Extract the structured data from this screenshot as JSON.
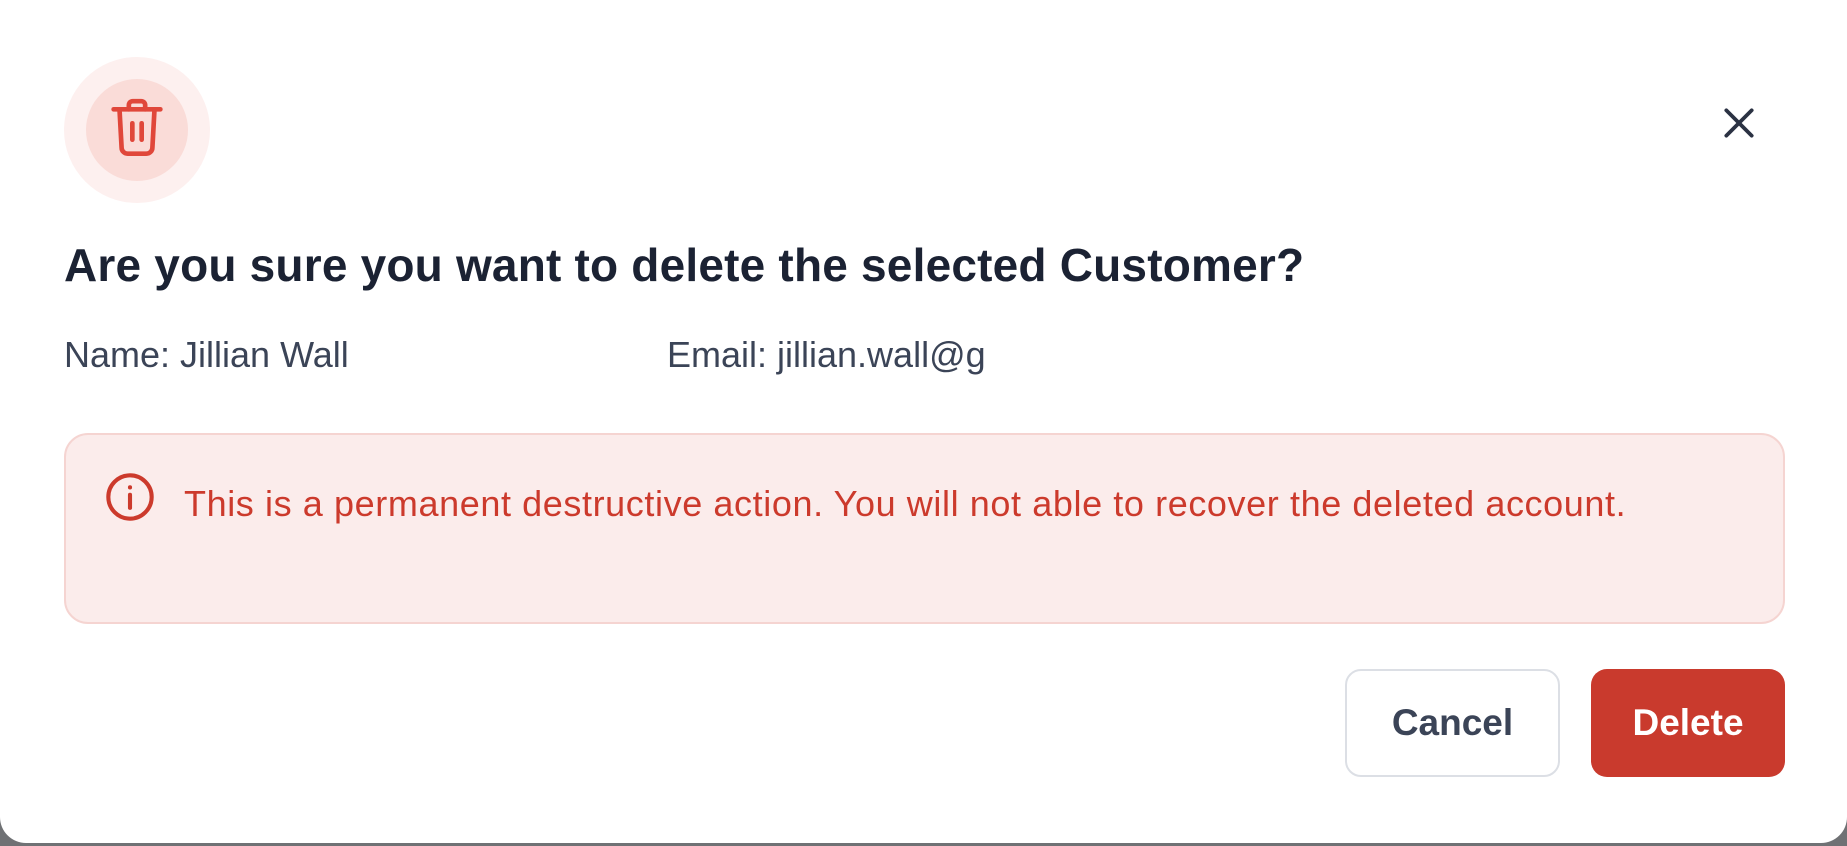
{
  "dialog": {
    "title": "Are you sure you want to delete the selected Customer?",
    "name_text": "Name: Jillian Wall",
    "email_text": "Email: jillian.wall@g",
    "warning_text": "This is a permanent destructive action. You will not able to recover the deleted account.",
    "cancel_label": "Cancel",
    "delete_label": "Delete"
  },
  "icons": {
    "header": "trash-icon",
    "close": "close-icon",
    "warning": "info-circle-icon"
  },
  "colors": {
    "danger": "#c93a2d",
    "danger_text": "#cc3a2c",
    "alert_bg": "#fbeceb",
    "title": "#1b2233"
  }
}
^^^^
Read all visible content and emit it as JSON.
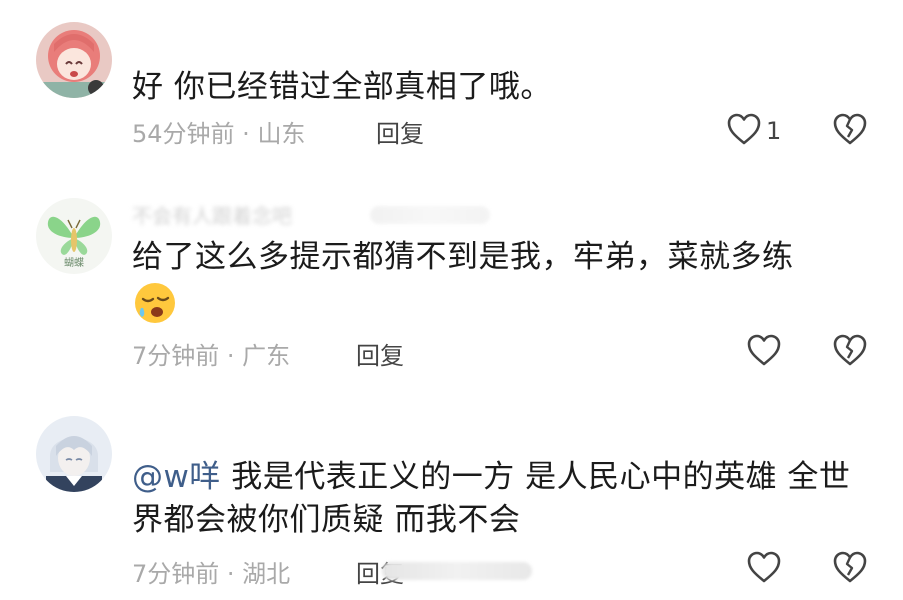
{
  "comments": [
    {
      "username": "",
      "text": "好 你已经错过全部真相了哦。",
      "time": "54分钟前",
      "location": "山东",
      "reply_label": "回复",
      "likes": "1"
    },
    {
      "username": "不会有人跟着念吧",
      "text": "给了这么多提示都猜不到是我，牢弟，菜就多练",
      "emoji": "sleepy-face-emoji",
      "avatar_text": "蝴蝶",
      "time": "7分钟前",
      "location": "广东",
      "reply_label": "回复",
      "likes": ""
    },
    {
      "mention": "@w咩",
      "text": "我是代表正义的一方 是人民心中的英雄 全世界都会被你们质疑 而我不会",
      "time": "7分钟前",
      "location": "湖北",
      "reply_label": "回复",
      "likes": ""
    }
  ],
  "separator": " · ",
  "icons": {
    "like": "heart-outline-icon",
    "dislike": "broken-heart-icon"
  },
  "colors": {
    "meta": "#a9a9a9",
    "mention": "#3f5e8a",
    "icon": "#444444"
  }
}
^^^^
Of all the lines above, how many contain "location"? Give the number and nothing more.

3